**What to do**
Copy each line where the word "quae" occurs.
--- Start of Excerpted data ---
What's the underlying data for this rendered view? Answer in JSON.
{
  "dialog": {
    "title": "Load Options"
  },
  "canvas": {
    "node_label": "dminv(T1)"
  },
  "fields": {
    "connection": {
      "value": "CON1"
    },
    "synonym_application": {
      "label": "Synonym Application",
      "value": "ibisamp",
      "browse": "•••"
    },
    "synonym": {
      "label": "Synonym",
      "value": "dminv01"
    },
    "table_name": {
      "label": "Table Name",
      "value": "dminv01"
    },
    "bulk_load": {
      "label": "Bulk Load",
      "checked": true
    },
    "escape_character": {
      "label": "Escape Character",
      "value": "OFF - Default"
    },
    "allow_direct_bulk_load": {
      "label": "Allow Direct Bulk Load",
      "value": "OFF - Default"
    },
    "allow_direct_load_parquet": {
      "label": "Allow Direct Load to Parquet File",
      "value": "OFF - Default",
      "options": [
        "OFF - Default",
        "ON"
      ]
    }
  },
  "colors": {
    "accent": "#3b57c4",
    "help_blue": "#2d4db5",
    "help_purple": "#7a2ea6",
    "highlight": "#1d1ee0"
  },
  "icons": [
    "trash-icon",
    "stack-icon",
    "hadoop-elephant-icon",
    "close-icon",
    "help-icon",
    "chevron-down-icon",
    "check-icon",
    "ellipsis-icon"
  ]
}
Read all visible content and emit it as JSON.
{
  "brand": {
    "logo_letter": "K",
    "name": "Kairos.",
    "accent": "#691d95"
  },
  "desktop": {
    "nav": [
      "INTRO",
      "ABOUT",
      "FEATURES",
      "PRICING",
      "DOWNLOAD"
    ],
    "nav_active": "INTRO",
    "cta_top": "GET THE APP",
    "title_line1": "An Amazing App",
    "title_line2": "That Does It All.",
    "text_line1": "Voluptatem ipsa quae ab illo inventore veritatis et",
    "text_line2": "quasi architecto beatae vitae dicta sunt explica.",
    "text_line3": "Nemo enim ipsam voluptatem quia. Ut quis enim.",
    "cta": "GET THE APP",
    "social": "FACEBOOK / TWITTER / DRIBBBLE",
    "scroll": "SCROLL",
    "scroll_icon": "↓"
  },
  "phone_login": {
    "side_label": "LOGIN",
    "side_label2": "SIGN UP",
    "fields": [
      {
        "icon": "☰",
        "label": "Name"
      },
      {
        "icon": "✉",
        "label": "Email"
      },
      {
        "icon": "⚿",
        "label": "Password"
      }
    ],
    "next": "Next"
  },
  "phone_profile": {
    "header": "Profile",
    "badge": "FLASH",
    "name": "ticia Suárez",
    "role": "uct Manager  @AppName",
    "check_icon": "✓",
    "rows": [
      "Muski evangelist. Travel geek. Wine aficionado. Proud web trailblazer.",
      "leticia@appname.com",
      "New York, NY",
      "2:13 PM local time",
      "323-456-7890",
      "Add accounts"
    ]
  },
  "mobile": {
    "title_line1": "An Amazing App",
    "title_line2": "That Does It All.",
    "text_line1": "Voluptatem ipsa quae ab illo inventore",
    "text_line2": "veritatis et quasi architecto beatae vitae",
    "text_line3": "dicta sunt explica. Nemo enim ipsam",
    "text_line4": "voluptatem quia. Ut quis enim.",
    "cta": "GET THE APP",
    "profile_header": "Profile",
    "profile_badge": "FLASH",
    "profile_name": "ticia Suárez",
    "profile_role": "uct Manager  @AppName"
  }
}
--- End of Excerpted data ---
**Answer to the exercise**
    "text_line1": "Voluptatem ipsa quae ab illo inventore veritatis et",
    "text_line1": "Voluptatem ipsa quae ab illo inventore",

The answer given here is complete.